What the task asks ▸ Pictures do not belong in the copy, so please give every entry below again exactly.

[Dataset entries on figures]
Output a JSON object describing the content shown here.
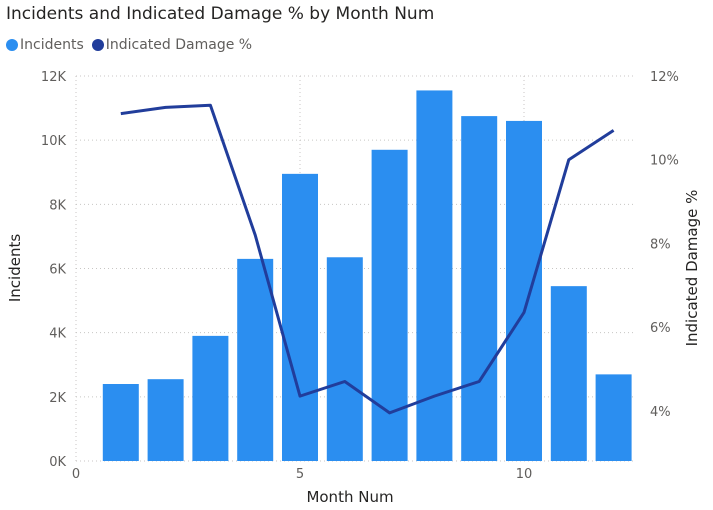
{
  "chart_data": {
    "type": "bar",
    "title": "Incidents and Indicated Damage % by Month Num",
    "xlabel": "Month Num",
    "ylabel": "Incidents",
    "y2label": "Indicated Damage %",
    "legend_position": "top-left",
    "grid": true,
    "x": [
      1,
      2,
      3,
      4,
      5,
      6,
      7,
      8,
      9,
      10,
      11,
      12
    ],
    "xlim": [
      0,
      12.5
    ],
    "x_ticks": [
      0,
      5,
      10
    ],
    "x_tick_labels": [
      "0",
      "5",
      "10"
    ],
    "ylim": [
      0,
      12000
    ],
    "y_ticks": [
      0,
      2000,
      4000,
      6000,
      8000,
      10000,
      12000
    ],
    "y_tick_labels": [
      "0K",
      "2K",
      "4K",
      "6K",
      "8K",
      "10K",
      "12K"
    ],
    "y2lim": [
      2.8,
      12
    ],
    "y2_ticks": [
      4,
      6,
      8,
      10,
      12
    ],
    "y2_tick_labels": [
      "4%",
      "6%",
      "8%",
      "10%",
      "12%"
    ],
    "series": [
      {
        "name": "Incidents",
        "type": "bar",
        "axis": "left",
        "color": "#2b8ef0",
        "values": [
          2400,
          2550,
          3900,
          6300,
          8950,
          6350,
          9700,
          11550,
          10750,
          10600,
          5450,
          2700
        ]
      },
      {
        "name": "Indicated Damage %",
        "type": "line",
        "axis": "right",
        "color": "#213d9b",
        "values": [
          11.1,
          11.25,
          11.3,
          8.2,
          4.35,
          4.7,
          3.95,
          4.35,
          4.7,
          6.35,
          10.0,
          10.7
        ]
      }
    ]
  }
}
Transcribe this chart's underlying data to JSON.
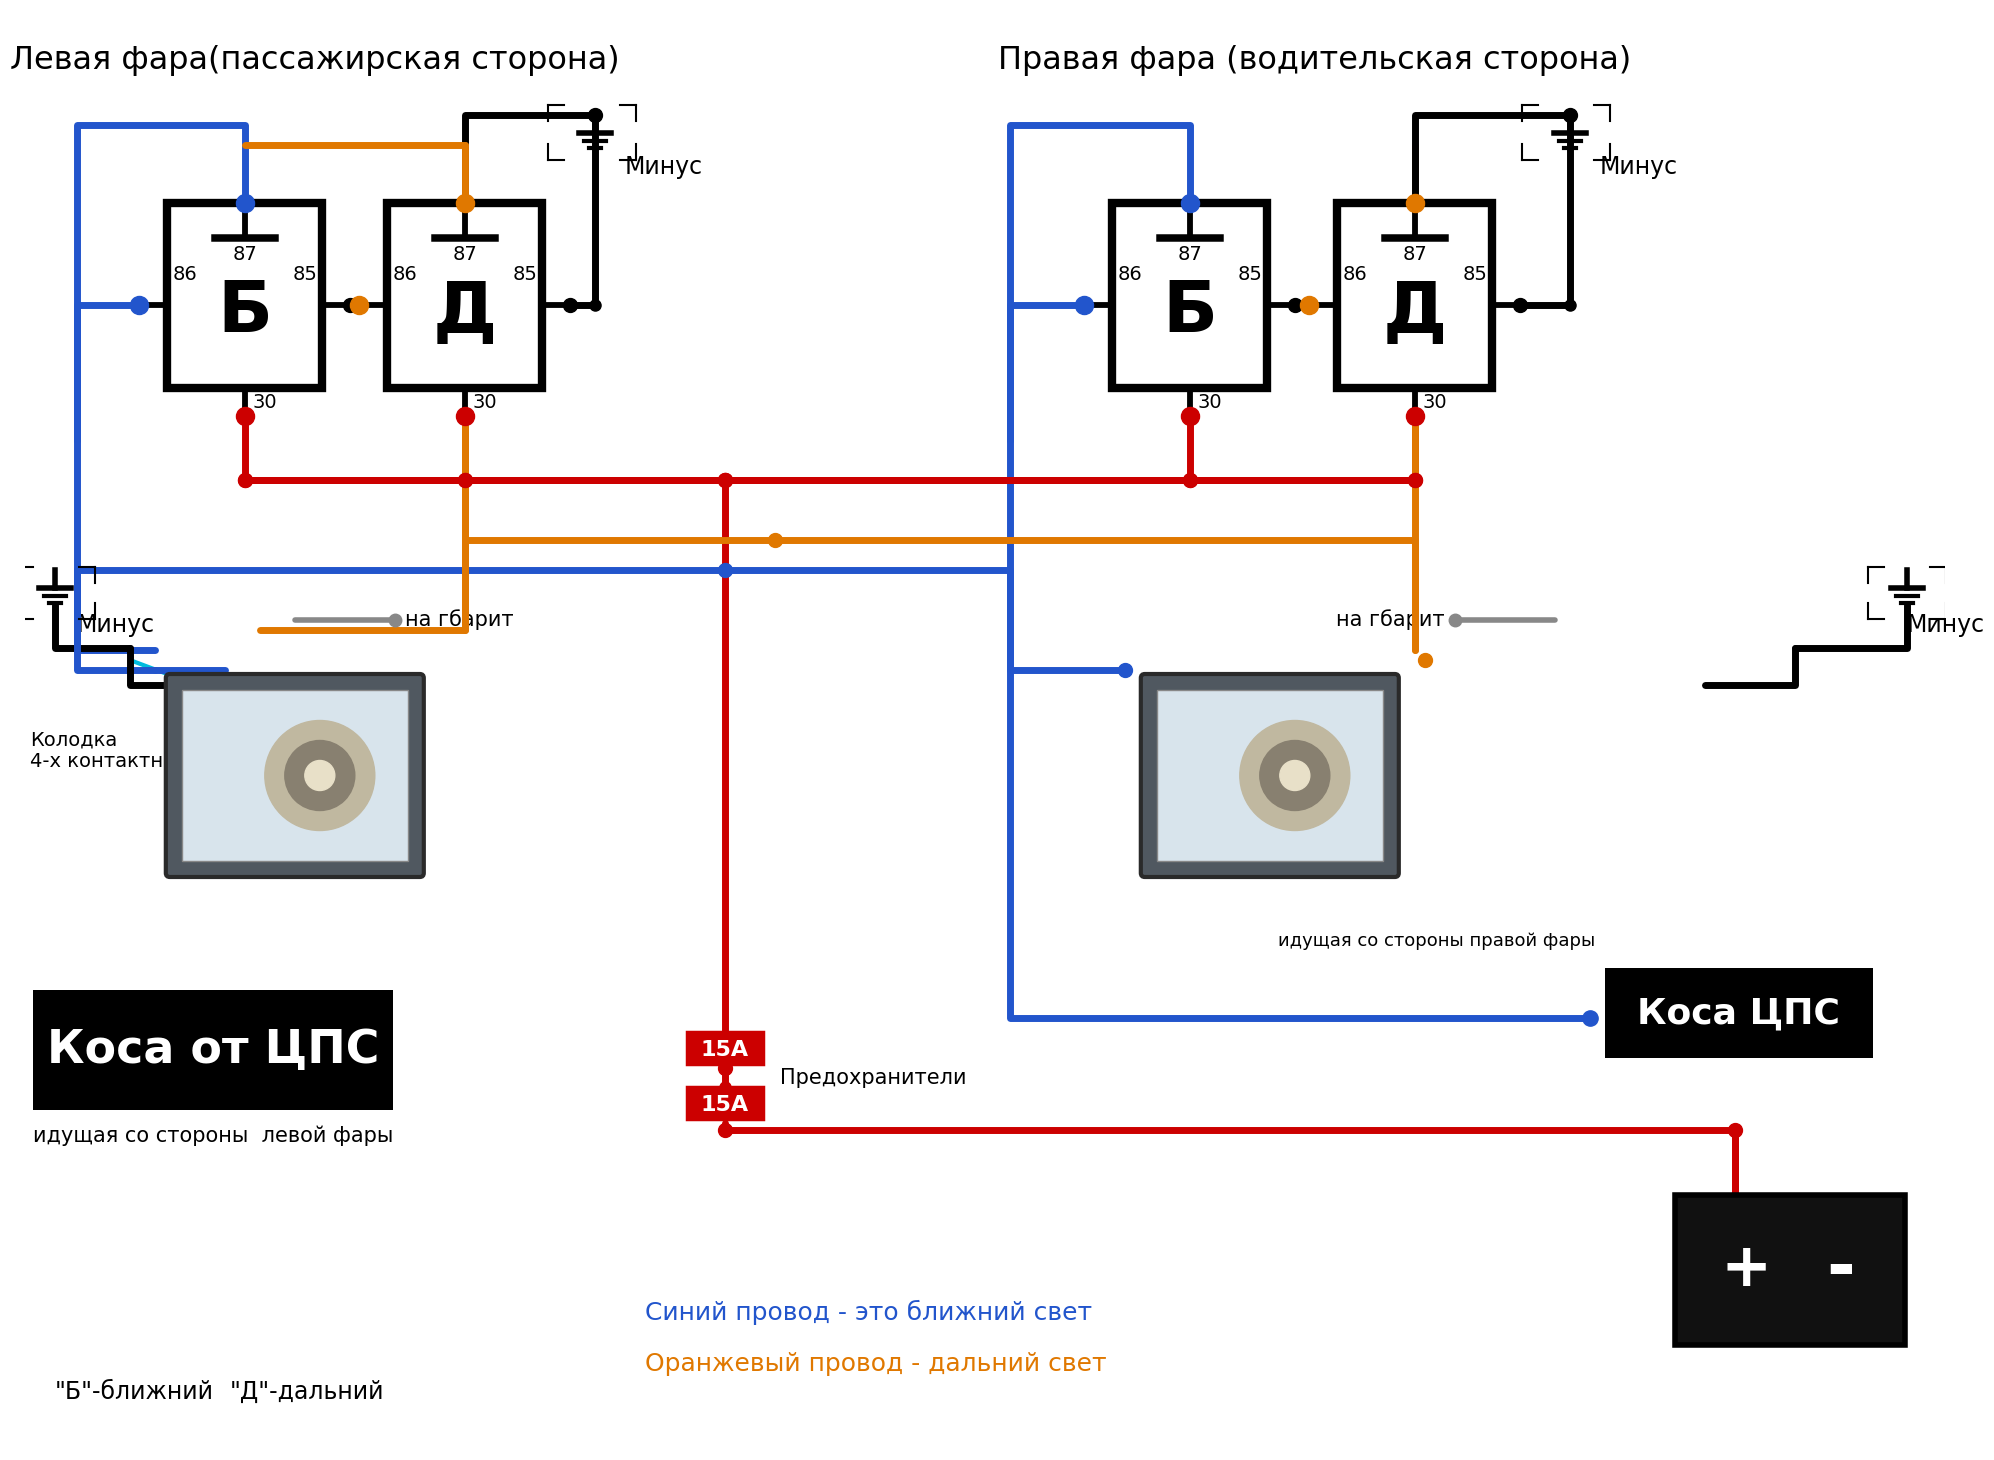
{
  "title_left": "Левая фара(пассажирская сторона)",
  "title_right": "Правая фара (водительская сторона)",
  "bg_color": "#ffffff",
  "color_blue": "#2255cc",
  "color_orange": "#e07800",
  "color_red": "#cc0000",
  "color_black": "#000000",
  "color_gray": "#888888",
  "color_cyan": "#00bbdd",
  "minus_label": "Минус",
  "kosa_left_label": "Коса от ЦПС",
  "kosa_left_sub": "идущая со стороны  левой фары",
  "kosa_right_label": "Коса ЦПС",
  "kosa_right_sub": "идущая со стороны правой фары",
  "kolodka_label": "Колодка\n4-х контактная",
  "na_gbarit": "на гбарит",
  "predohraniteli": "Предохранители",
  "fuse_label": "15А",
  "legend_blue": "Синий провод - это ближний свет",
  "legend_orange": "Оранжевый провод - дальний свет",
  "b_label": "\"Б\"-ближний",
  "d_label": "\"Д\"-дальний",
  "lw": 5.0,
  "relay_lw": 6.0
}
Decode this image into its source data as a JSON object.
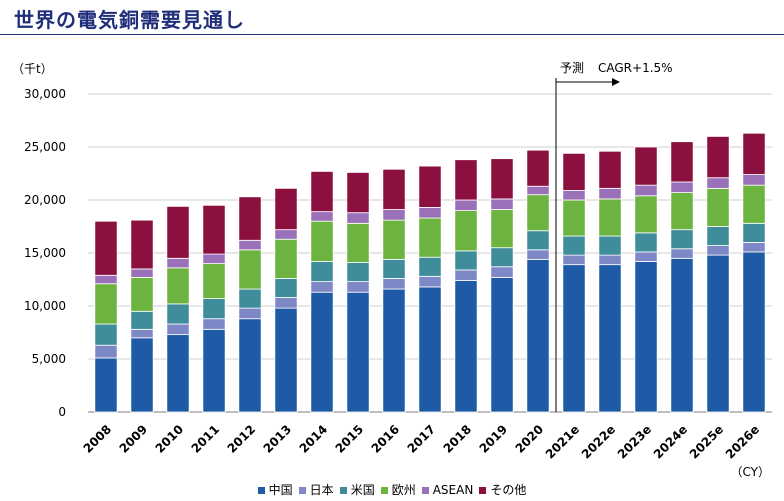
{
  "title": "世界の電気銅需要見通し",
  "unit_label": "（千t）",
  "x_unit_label": "（CY）",
  "forecast_label": "予測",
  "cagr_label": "CAGR+1.5%",
  "chart_data": {
    "type": "bar",
    "stacked": true,
    "categories": [
      "2008",
      "2009",
      "2010",
      "2011",
      "2012",
      "2013",
      "2014",
      "2015",
      "2016",
      "2017",
      "2018",
      "2019",
      "2020",
      "2021e",
      "2022e",
      "2023e",
      "2024e",
      "2025e",
      "2026e"
    ],
    "ylim": [
      0,
      30000
    ],
    "yticks": [
      "0",
      "5,000",
      "10,000",
      "15,000",
      "20,000",
      "25,000",
      "30,000"
    ],
    "ytick_values": [
      0,
      5000,
      10000,
      15000,
      20000,
      25000,
      30000
    ],
    "forecast_divider_after": "2020",
    "series": [
      {
        "name": "中国",
        "color": "#1f5aa6",
        "values": [
          5100,
          7000,
          7300,
          7800,
          8800,
          9800,
          11300,
          11300,
          11600,
          11800,
          12400,
          12700,
          14400,
          13900,
          13900,
          14200,
          14500,
          14800,
          15100
        ]
      },
      {
        "name": "日本",
        "color": "#7f88c7",
        "values": [
          1200,
          800,
          1000,
          1000,
          1000,
          1000,
          1000,
          1000,
          1000,
          1000,
          1000,
          1000,
          900,
          900,
          900,
          900,
          900,
          900,
          900
        ]
      },
      {
        "name": "米国",
        "color": "#3f8d9b",
        "values": [
          2000,
          1700,
          1900,
          1900,
          1800,
          1800,
          1900,
          1800,
          1800,
          1800,
          1800,
          1800,
          1800,
          1800,
          1800,
          1800,
          1800,
          1800,
          1800
        ]
      },
      {
        "name": "欧州",
        "color": "#6db33f",
        "values": [
          3800,
          3200,
          3400,
          3300,
          3700,
          3700,
          3800,
          3700,
          3700,
          3700,
          3800,
          3600,
          3400,
          3400,
          3500,
          3500,
          3500,
          3600,
          3600
        ]
      },
      {
        "name": "ASEAN",
        "color": "#9a70b8",
        "values": [
          800,
          800,
          900,
          900,
          900,
          900,
          900,
          1000,
          1000,
          1000,
          1000,
          1000,
          800,
          900,
          1000,
          1000,
          1000,
          1000,
          1000
        ]
      },
      {
        "name": "その他",
        "color": "#8b0f3f",
        "values": [
          5100,
          4600,
          4900,
          4600,
          4100,
          3900,
          3800,
          3800,
          3800,
          3900,
          3800,
          3800,
          3400,
          3500,
          3500,
          3600,
          3800,
          3900,
          3900
        ]
      }
    ],
    "legend_position": "bottom",
    "grid": true
  }
}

Task response ▸
Output a JSON object describing the content shown here.
{
  "chart_data": {
    "type": "bar",
    "title": "Incidents and Indicated Damage % by Month Num",
    "xlabel": "Month Num",
    "ylabel": "Incidents",
    "y2label": "Indicated Damage %",
    "legend_position": "top-left",
    "grid": true,
    "x": [
      1,
      2,
      3,
      4,
      5,
      6,
      7,
      8,
      9,
      10,
      11,
      12
    ],
    "xlim": [
      0,
      12.5
    ],
    "x_ticks": [
      0,
      5,
      10
    ],
    "x_tick_labels": [
      "0",
      "5",
      "10"
    ],
    "ylim": [
      0,
      12000
    ],
    "y_ticks": [
      0,
      2000,
      4000,
      6000,
      8000,
      10000,
      12000
    ],
    "y_tick_labels": [
      "0K",
      "2K",
      "4K",
      "6K",
      "8K",
      "10K",
      "12K"
    ],
    "y2lim": [
      2.8,
      12
    ],
    "y2_ticks": [
      4,
      6,
      8,
      10,
      12
    ],
    "y2_tick_labels": [
      "4%",
      "6%",
      "8%",
      "10%",
      "12%"
    ],
    "series": [
      {
        "name": "Incidents",
        "type": "bar",
        "axis": "left",
        "color": "#2b8ef0",
        "values": [
          2400,
          2550,
          3900,
          6300,
          8950,
          6350,
          9700,
          11550,
          10750,
          10600,
          5450,
          2700
        ]
      },
      {
        "name": "Indicated Damage %",
        "type": "line",
        "axis": "right",
        "color": "#213d9b",
        "values": [
          11.1,
          11.25,
          11.3,
          8.2,
          4.35,
          4.7,
          3.95,
          4.35,
          4.7,
          6.35,
          10.0,
          10.7
        ]
      }
    ]
  }
}
Transcribe this chart's underlying data to JSON.
{
  "title_left": "Левая фара(пассажирская сторона)",
  "title_right": "Правая фара (водительская сторона)",
  "bg_color": "#ffffff",
  "color_blue": "#2255cc",
  "color_orange": "#e07800",
  "color_red": "#cc0000",
  "color_black": "#000000",
  "color_gray": "#888888",
  "color_cyan": "#00bbdd",
  "minus_label": "Минус",
  "kosa_left_label": "Коса от ЦПС",
  "kosa_left_sub": "идущая со стороны  левой фары",
  "kosa_right_label": "Коса ЦПС",
  "kosa_right_sub": "идущая со стороны правой фары",
  "kolodka_label": "Колодка\n4-х контактная",
  "na_gbarit": "на гбарит",
  "predohraniteli": "Предохранители",
  "fuse_label": "15А",
  "legend_blue": "Синий провод - это ближний свет",
  "legend_orange": "Оранжевый провод - дальний свет",
  "b_label": "\"Б\"-ближний",
  "d_label": "\"Д\"-дальний",
  "lw": 5.0,
  "relay_lw": 6.0
}
Decode this image into its source data as a JSON object.
{
  "title": "世界の電気銅需要見通し",
  "unit_label": "（千t）",
  "x_unit_label": "（CY）",
  "forecast_label": "予測",
  "cagr_label": "CAGR+1.5%",
  "chart_data": {
    "type": "bar",
    "stacked": true,
    "categories": [
      "2008",
      "2009",
      "2010",
      "2011",
      "2012",
      "2013",
      "2014",
      "2015",
      "2016",
      "2017",
      "2018",
      "2019",
      "2020",
      "2021e",
      "2022e",
      "2023e",
      "2024e",
      "2025e",
      "2026e"
    ],
    "ylim": [
      0,
      30000
    ],
    "yticks": [
      "0",
      "5,000",
      "10,000",
      "15,000",
      "20,000",
      "25,000",
      "30,000"
    ],
    "ytick_values": [
      0,
      5000,
      10000,
      15000,
      20000,
      25000,
      30000
    ],
    "forecast_divider_after": "2020",
    "series": [
      {
        "name": "中国",
        "color": "#1f5aa6",
        "values": [
          5100,
          7000,
          7300,
          7800,
          8800,
          9800,
          11300,
          11300,
          11600,
          11800,
          12400,
          12700,
          14400,
          13900,
          13900,
          14200,
          14500,
          14800,
          15100
        ]
      },
      {
        "name": "日本",
        "color": "#7f88c7",
        "values": [
          1200,
          800,
          1000,
          1000,
          1000,
          1000,
          1000,
          1000,
          1000,
          1000,
          1000,
          1000,
          900,
          900,
          900,
          900,
          900,
          900,
          900
        ]
      },
      {
        "name": "米国",
        "color": "#3f8d9b",
        "values": [
          2000,
          1700,
          1900,
          1900,
          1800,
          1800,
          1900,
          1800,
          1800,
          1800,
          1800,
          1800,
          1800,
          1800,
          1800,
          1800,
          1800,
          1800,
          1800
        ]
      },
      {
        "name": "欧州",
        "color": "#6db33f",
        "values": [
          3800,
          3200,
          3400,
          3300,
          3700,
          3700,
          3800,
          3700,
          3700,
          3700,
          3800,
          3600,
          3400,
          3400,
          3500,
          3500,
          3500,
          3600,
          3600
        ]
      },
      {
        "name": "ASEAN",
        "color": "#9a70b8",
        "values": [
          800,
          800,
          900,
          900,
          900,
          900,
          900,
          1000,
          1000,
          1000,
          1000,
          1000,
          800,
          900,
          1000,
          1000,
          1000,
          1000,
          1000
        ]
      },
      {
        "name": "その他",
        "color": "#8b0f3f",
        "values": [
          5100,
          4600,
          4900,
          4600,
          4100,
          3900,
          3800,
          3800,
          3800,
          3900,
          3800,
          3800,
          3400,
          3500,
          3500,
          3600,
          3800,
          3900,
          3900
        ]
      }
    ],
    "legend_position": "bottom",
    "grid": true
  }
}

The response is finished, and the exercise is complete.